> _Extract provided_:
Ash Barty’s unexpected retirement announcement, which she posted on a Wednesday morning in Queensland, jolted the tennis world on a Tuesday night in Miami, eliciting many predictably wistful responses.

“Gutted for tennis,” wrote Andy Murray, echoing the thoughts of many who savored Barty’s commanding court craft, which had just been at its most dominant during her march to the Australian Open title in January without dropping a set, barely breaking a sweat.

It’s easy to see Barty’s exit as a loss for tennis: She is taking her name off the top rung of the ladder, after all, leaving a void when, at just 25 years old, many thought she could showcase her considerable gifts for many more years to come. 

But Barty is not quitting tennis, the sport. She’s quitting tennis, the job. And the job of being a professional tennis player is hard fucking work, all-consuming, and all the harder when you are trying to maintain a spot as No. 1, where the only way to go is down.

Tennis is “a game for life,” as people inside it like to say, but a profession is a means to an end, ultimately. And Barty reached that end and is now set for life, having earned just shy of $24 million. Insatiability is the apparent driving force for the generation of Federer and Williams, but Barty is not Brady; she’s had enough.

> _Task requirements_:
Please continue the piece on Ash Barty's retirement from where it stops, picking up after its last sentence.

> _Recorded data_:
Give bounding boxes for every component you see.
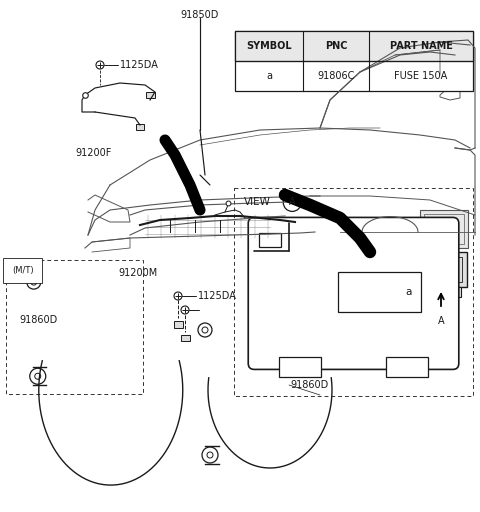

> _Output_:
Barty, like most top pros, didn’t go to college, but her announcement this week can be seen less as a retirement in the sense of approaching mortality—as it so often is in a capitalist context—and more as a graduation.

“I think for someone to retire at 25, I think it really speaks to the way our sport empowers women,”  said Danielle Collins, who was Barty’s opponent in the Australian Open final, which now stands as the last match of her career. “I think it’s just incredible for her to have achieved what she’s achieved on the court, to now be able to enjoy the rest of her life. All the hard work—she certainly did all of that—deserves happy retirement, and hopefully she can have a great life off the court.”

“I think this sport empowers us in a way, financially, that is really unique to other sports,” Collins continued at Media Day in Miami. “We’re the highest-paid women’s sport in the world. I think everything else that we work hard for every day, what we’re able to achieve on court, I think it leads to so many great things later down the road…. It’s something to really celebrate and really acknowledge.”

We should also acknowledge what the world can look like for women not afforded such opportunity. Most strikingly at the moment, Brittney Griner, one of the world’s best female athletes in another major sport, is currently being detained in Russia after going to play there to supplement her income between comparatively paltry WNBA salaries.

Through professional tennis, Barty gained her freedom, and now she can do whatever she wants with the rest of her life, on whatever schedule she chooses.

And more than likely, she’ll choose tennis.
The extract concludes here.